◆ Written task a ◆
Render the records as a JSON list of strings, one string per line and no blank lines, starting at the first line of the records and ending at the line that contains "point-3-line-4: además que". Include both ends.

++++++

Forex Tick to OHLCV in Apache Beam
So recently I was working on a small project to automatically place Forex trades according to predictions of some model. I had all the data in Google Data Storage, I had everything ready to go. My idea was to build a model that given previous forex open, high, low and close values, gives suggestion whether, to buy, hold or sell. The simplest version of the model that I wanted to build, let’s call this the alpha model, would make use of 5 minute aggregated forex data.
The problem
One problem though, the data I had was tick data and it was partitioned in files which weren’t divided by financial instrument. Therefore, some rows might be in one file, while others could be in another file. If the data was relatively small, we could load all these chunks using Pandas, resample and we’re good. However, these files added up to Gigabytes which we all know would make life in Pandas difficult without the use of Dask. Instead of going down that route, I took this as an opportunity to build a pipeline in Apache Beam, just because I love the framework.

++++++

◆ Written task b ◆
In the text on converting forex tick data to OHLCV, what interval of aggregated forex data would the alpha model use?

◆ Data for this task ◆
++++++

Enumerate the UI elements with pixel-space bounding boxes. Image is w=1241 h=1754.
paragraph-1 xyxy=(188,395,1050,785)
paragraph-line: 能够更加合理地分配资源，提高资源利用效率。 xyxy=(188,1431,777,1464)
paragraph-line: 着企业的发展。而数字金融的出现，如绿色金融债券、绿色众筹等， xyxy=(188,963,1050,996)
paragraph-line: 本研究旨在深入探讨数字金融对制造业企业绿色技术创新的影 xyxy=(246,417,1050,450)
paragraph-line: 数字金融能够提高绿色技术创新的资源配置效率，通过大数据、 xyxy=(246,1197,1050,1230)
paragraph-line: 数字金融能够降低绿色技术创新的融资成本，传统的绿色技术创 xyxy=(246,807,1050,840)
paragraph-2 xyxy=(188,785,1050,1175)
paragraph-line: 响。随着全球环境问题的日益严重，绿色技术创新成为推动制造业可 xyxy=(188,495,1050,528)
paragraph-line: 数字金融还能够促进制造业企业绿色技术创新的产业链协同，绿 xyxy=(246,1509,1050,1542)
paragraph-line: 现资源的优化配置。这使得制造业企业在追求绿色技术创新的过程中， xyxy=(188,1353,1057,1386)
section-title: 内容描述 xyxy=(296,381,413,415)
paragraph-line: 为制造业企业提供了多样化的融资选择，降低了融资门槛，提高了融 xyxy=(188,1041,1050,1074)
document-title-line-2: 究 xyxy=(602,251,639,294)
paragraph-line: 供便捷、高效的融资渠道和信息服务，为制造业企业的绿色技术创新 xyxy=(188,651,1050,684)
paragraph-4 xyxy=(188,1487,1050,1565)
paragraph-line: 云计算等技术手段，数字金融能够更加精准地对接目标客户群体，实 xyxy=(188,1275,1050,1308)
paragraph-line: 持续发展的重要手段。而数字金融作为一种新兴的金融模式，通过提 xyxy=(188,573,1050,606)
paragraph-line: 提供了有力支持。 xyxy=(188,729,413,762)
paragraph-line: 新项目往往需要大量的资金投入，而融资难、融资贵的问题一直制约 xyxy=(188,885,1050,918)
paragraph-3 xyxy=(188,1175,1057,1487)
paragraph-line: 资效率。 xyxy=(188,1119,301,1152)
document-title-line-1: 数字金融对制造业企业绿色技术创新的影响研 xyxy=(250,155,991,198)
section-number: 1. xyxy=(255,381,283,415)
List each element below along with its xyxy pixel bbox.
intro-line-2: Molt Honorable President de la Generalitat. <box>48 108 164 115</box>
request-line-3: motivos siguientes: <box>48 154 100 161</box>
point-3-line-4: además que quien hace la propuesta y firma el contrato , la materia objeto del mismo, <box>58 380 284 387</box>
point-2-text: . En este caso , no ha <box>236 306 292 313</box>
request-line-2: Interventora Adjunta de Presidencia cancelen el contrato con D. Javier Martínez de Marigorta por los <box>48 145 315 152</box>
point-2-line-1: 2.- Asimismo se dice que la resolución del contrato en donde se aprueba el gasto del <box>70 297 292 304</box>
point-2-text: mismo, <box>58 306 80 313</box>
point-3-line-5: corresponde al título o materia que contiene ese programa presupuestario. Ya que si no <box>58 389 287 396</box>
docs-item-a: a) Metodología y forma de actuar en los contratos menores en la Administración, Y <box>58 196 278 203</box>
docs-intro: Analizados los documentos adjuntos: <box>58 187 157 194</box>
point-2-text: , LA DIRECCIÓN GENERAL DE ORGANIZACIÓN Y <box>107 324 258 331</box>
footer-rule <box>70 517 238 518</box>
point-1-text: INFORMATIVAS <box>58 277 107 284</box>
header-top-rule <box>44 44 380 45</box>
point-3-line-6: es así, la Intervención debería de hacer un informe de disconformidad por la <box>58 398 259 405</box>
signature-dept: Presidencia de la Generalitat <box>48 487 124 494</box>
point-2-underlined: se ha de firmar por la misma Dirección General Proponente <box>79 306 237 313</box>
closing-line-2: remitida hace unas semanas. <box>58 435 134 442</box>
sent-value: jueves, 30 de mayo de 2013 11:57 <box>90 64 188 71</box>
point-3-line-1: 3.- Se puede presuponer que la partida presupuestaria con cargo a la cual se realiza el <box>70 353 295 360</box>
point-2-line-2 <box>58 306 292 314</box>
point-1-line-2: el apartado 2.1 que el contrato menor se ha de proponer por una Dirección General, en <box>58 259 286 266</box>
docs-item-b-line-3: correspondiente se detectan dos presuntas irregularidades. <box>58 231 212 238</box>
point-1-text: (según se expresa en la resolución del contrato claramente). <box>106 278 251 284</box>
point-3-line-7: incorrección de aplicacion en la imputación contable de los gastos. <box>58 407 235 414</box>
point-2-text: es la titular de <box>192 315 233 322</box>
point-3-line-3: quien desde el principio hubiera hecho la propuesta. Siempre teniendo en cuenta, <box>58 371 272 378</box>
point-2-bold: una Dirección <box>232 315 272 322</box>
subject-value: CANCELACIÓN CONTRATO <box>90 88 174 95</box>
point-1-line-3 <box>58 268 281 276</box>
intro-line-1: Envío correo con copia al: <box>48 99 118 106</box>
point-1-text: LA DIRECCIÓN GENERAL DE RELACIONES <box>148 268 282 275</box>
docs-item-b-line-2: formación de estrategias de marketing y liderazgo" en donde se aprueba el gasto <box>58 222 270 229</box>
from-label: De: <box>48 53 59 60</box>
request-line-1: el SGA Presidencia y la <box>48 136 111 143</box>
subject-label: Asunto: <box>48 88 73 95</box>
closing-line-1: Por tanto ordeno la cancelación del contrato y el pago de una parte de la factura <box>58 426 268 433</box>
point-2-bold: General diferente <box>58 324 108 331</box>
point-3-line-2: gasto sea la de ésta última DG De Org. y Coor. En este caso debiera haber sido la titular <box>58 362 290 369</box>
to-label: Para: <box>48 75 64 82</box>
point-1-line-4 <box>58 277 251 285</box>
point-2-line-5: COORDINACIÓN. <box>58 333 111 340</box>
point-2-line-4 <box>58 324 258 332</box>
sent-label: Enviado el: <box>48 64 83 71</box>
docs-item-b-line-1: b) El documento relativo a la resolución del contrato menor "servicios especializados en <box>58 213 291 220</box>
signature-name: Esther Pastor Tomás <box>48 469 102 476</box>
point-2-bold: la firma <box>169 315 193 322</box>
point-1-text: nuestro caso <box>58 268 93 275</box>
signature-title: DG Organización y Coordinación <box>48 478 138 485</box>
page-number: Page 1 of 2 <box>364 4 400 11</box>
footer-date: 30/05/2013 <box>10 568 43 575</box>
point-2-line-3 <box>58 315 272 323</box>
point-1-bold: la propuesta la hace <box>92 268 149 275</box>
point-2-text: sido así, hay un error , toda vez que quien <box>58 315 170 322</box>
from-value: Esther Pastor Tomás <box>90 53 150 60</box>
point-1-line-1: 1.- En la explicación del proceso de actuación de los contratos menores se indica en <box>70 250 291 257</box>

++++++

◆ Worked answer a ◆
[
  "Enumerate the UI elements with pixel-space bounding boxes. Image is w=1241 h=1754.",
  "paragraph-1 xyxy=(188,395,1050,785)",
  "paragraph-line: 能够更加合理地分配资源，提高资源利用效率。 xyxy=(188,1431,777,1464)",
  "paragraph-line: 着企业的发展。而数字金融的出现，如绿色金融债券、绿色众筹等， xyxy=(188,963,1050,996)",
  "paragraph-line: 本研究旨在深入探讨数字金融对制造业企业绿色技术创新的影 xyxy=(246,417,1050,450)",
  "paragraph-line: 数字金融能够提高绿色技术创新的资源配置效率，通过大数据、 xyxy=(246,1197,1050,1230)",
  "paragraph-line: 数字金融能够降低绿色技术创新的融资成本，传统的绿色技术创 xyxy=(246,807,1050,840)",
  "paragraph-2 xyxy=(188,785,1050,1175)",
  "paragraph-line: 响。随着全球环境问题的日益严重，绿色技术创新成为推动制造业可 xyxy=(188,495,1050,528)",
  "paragraph-line: 数字金融还能够促进制造业企业绿色技术创新的产业链协同，绿 xyxy=(246,1509,1050,1542)",
  "paragraph-line: 现资源的优化配置。这使得制造业企业在追求绿色技术创新的过程中， xyxy=(188,1353,1057,1386)",
  "section-title: 内容描述 xyxy=(296,381,413,415)",
  "paragraph-line: 为制造业企业提供了多样化的融资选择，降低了融资门槛，提高了融 xyxy=(188,1041,1050,1074)",
  "document-title-line-2: 究 xyxy=(602,251,639,294)",
  "paragraph-line: 供便捷、高效的融资渠道和信息服务，为制造业企业的绿色技术创新 xyxy=(188,651,1050,684)",
  "paragraph-4 xyxy=(188,1487,1050,1565)",
  "paragraph-line: 云计算等技术手段，数字金融能够更加精准地对接目标客户群体，实 xyxy=(188,1275,1050,1308)",
  "paragraph-line: 持续发展的重要手段。而数字金融作为一种新兴的金融模式，通过提 xyxy=(188,573,1050,606)",
  "paragraph-line: 提供了有力支持。 xyxy=(188,729,413,762)",
  "paragraph-line: 新项目往往需要大量的资金投入，而融资难、融资贵的问题一直制约 xyxy=(188,885,1050,918)",
  "paragraph-3 xyxy=(188,1175,1057,1487)",
  "paragraph-line: 资效率。 xyxy=(188,1119,301,1152)",
  "document-title-line-1: 数字金融对制造业企业绿色技术创新的影响研 xyxy=(250,155,991,198)",
  "section-number: 1. xyxy=(255,381,283,415)",
  "List each element below along with its xyxy pixel bbox.",
  "intro-line-2: Molt Honorable President de la Generalitat. <box>48 108 164 115</box>",
  "request-line-3: motivos siguientes: <box>48 154 100 161</box>",
  "point-3-line-4: además que quien hace la propuesta y firma el contrato , la materia objeto del mismo, <box>58 380 284 387</box>"
]

◆ Worked answer b ◆
5-minute aggregated forex data.